Instructions for the task: All of the lines below are to be transcribed faithfully, with pictures excluded from the copy.

══ Records provided

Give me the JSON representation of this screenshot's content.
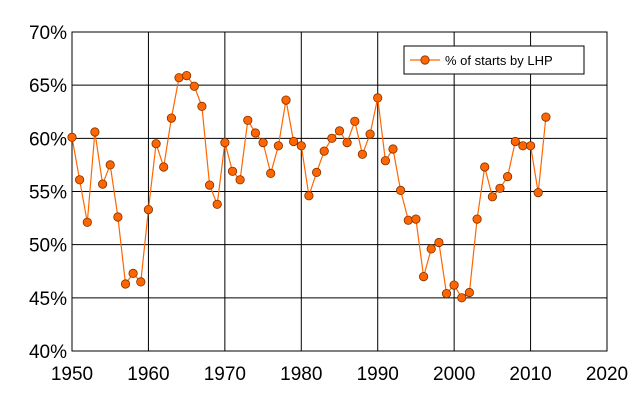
{
  "chart_data": {
    "type": "line",
    "title": "",
    "xlabel": "",
    "ylabel": "",
    "xlim": [
      1950,
      2020
    ],
    "ylim": [
      40,
      70
    ],
    "x_ticks": [
      1950,
      1960,
      1970,
      1980,
      1990,
      2000,
      2010,
      2020
    ],
    "y_ticks": [
      40,
      45,
      50,
      55,
      60,
      65,
      70
    ],
    "x_tick_labels": [
      "1950",
      "1960",
      "1970",
      "1980",
      "1990",
      "2000",
      "2010",
      "2020"
    ],
    "y_tick_labels": [
      "40%",
      "45%",
      "50%",
      "55%",
      "60%",
      "65%",
      "70%"
    ],
    "grid": true,
    "legend_position": "top-right",
    "series": [
      {
        "name": "% of starts by LHP",
        "color": "#ff6600",
        "marker_edge_color": "#7f2f00",
        "x": [
          1950,
          1951,
          1952,
          1953,
          1954,
          1955,
          1956,
          1957,
          1958,
          1959,
          1960,
          1961,
          1962,
          1963,
          1964,
          1965,
          1966,
          1967,
          1968,
          1969,
          1970,
          1971,
          1972,
          1973,
          1974,
          1975,
          1976,
          1977,
          1978,
          1979,
          1980,
          1981,
          1982,
          1983,
          1984,
          1985,
          1986,
          1987,
          1988,
          1989,
          1990,
          1991,
          1992,
          1993,
          1994,
          1995,
          1996,
          1997,
          1998,
          1999,
          2000,
          2001,
          2002,
          2003,
          2004,
          2005,
          2006,
          2007,
          2008,
          2009,
          2010,
          2011,
          2012
        ],
        "y": [
          60.1,
          56.1,
          52.1,
          60.6,
          55.7,
          57.5,
          52.6,
          46.3,
          47.3,
          46.5,
          53.3,
          59.5,
          57.3,
          61.9,
          65.7,
          65.9,
          64.9,
          63.0,
          55.6,
          53.8,
          59.6,
          56.9,
          56.1,
          61.7,
          60.5,
          59.6,
          56.7,
          59.3,
          63.6,
          59.7,
          59.3,
          54.6,
          56.8,
          58.8,
          60.0,
          60.7,
          59.6,
          61.6,
          58.5,
          60.4,
          63.8,
          57.9,
          59.0,
          55.1,
          52.3,
          52.4,
          47.0,
          49.6,
          50.2,
          45.4,
          46.2,
          45.0,
          45.5,
          52.4,
          57.3,
          54.5,
          55.3,
          56.4,
          59.7,
          59.3,
          59.3,
          54.9,
          62.0
        ]
      }
    ]
  }
}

════

Expected answer:
Give me the JSON representation of this screenshot's content.
{
  "chart_data": {
    "type": "line",
    "title": "",
    "xlabel": "",
    "ylabel": "",
    "xlim": [
      1950,
      2020
    ],
    "ylim": [
      40,
      70
    ],
    "x_ticks": [
      1950,
      1960,
      1970,
      1980,
      1990,
      2000,
      2010,
      2020
    ],
    "y_ticks": [
      40,
      45,
      50,
      55,
      60,
      65,
      70
    ],
    "x_tick_labels": [
      "1950",
      "1960",
      "1970",
      "1980",
      "1990",
      "2000",
      "2010",
      "2020"
    ],
    "y_tick_labels": [
      "40%",
      "45%",
      "50%",
      "55%",
      "60%",
      "65%",
      "70%"
    ],
    "grid": true,
    "legend_position": "top-right",
    "series": [
      {
        "name": "% of starts by LHP",
        "color": "#ff6600",
        "marker_edge_color": "#7f2f00",
        "x": [
          1950,
          1951,
          1952,
          1953,
          1954,
          1955,
          1956,
          1957,
          1958,
          1959,
          1960,
          1961,
          1962,
          1963,
          1964,
          1965,
          1966,
          1967,
          1968,
          1969,
          1970,
          1971,
          1972,
          1973,
          1974,
          1975,
          1976,
          1977,
          1978,
          1979,
          1980,
          1981,
          1982,
          1983,
          1984,
          1985,
          1986,
          1987,
          1988,
          1989,
          1990,
          1991,
          1992,
          1993,
          1994,
          1995,
          1996,
          1997,
          1998,
          1999,
          2000,
          2001,
          2002,
          2003,
          2004,
          2005,
          2006,
          2007,
          2008,
          2009,
          2010,
          2011,
          2012
        ],
        "y": [
          60.1,
          56.1,
          52.1,
          60.6,
          55.7,
          57.5,
          52.6,
          46.3,
          47.3,
          46.5,
          53.3,
          59.5,
          57.3,
          61.9,
          65.7,
          65.9,
          64.9,
          63.0,
          55.6,
          53.8,
          59.6,
          56.9,
          56.1,
          61.7,
          60.5,
          59.6,
          56.7,
          59.3,
          63.6,
          59.7,
          59.3,
          54.6,
          56.8,
          58.8,
          60.0,
          60.7,
          59.6,
          61.6,
          58.5,
          60.4,
          63.8,
          57.9,
          59.0,
          55.1,
          52.3,
          52.4,
          47.0,
          49.6,
          50.2,
          45.4,
          46.2,
          45.0,
          45.5,
          52.4,
          57.3,
          54.5,
          55.3,
          56.4,
          59.7,
          59.3,
          59.3,
          54.9,
          62.0
        ]
      }
    ]
  }
}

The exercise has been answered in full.